● Exercise task: In the records below, pick out all lines containing the word "Lead".

● Dataset content:
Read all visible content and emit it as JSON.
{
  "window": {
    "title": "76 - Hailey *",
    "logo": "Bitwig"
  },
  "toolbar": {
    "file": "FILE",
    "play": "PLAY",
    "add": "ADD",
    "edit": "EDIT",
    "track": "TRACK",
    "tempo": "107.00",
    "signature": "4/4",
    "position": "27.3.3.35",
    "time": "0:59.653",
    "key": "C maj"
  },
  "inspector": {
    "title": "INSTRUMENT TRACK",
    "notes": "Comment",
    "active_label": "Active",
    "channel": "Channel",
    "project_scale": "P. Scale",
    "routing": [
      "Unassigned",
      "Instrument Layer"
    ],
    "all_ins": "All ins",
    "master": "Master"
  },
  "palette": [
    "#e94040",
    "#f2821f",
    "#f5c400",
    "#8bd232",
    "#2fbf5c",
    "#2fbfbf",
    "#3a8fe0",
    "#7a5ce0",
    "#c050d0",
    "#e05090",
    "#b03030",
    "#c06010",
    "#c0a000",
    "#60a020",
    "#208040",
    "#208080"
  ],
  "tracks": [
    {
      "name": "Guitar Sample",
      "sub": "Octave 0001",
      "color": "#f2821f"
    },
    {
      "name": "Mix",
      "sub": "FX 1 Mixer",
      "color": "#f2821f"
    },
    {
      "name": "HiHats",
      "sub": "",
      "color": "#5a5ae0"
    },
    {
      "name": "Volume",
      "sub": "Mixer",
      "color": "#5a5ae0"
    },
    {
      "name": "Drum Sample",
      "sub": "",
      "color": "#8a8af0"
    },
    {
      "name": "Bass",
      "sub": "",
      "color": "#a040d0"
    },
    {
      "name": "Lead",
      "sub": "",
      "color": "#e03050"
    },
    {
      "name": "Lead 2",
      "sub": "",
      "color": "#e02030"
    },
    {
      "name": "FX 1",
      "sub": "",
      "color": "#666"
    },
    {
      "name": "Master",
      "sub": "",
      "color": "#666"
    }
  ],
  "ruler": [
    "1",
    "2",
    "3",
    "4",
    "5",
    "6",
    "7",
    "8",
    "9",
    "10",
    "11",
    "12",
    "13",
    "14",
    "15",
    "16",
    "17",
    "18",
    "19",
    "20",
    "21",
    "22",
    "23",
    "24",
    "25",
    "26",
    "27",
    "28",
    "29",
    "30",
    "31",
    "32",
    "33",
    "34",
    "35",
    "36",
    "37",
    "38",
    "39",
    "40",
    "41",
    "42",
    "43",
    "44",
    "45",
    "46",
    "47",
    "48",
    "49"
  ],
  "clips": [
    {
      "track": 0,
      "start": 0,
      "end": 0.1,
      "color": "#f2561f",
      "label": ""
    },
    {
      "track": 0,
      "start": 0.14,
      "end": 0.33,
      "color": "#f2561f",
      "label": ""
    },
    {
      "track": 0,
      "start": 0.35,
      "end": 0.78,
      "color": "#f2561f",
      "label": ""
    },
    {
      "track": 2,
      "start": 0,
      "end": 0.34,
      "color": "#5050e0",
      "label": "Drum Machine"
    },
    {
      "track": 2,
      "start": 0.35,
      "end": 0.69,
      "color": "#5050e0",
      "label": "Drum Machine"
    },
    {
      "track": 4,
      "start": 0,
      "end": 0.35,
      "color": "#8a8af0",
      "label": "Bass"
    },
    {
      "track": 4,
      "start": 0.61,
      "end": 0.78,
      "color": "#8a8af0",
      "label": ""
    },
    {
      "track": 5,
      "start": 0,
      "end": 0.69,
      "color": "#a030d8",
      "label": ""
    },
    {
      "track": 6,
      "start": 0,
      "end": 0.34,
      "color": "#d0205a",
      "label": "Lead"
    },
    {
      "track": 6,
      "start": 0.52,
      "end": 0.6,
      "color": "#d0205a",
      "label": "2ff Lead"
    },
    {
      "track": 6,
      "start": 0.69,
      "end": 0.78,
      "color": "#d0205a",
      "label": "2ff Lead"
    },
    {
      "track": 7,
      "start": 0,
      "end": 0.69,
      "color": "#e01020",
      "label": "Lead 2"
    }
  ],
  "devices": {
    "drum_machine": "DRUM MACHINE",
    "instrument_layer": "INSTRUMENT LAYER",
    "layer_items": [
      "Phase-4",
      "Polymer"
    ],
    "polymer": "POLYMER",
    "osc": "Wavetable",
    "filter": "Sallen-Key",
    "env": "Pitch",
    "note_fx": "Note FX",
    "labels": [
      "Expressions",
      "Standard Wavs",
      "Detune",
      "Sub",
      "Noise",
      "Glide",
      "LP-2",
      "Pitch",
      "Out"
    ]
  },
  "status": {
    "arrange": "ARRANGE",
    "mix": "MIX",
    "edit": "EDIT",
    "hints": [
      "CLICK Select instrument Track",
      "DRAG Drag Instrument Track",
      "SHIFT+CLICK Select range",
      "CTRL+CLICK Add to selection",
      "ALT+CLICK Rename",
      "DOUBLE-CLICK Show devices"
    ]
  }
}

● Reply to the exercise:
      "name": "Lead",
      "name": "Lead 2",
      "label": "Lead"
      "label": "2ff Lead"
      "label": "2ff Lead"
      "label": "Lead 2"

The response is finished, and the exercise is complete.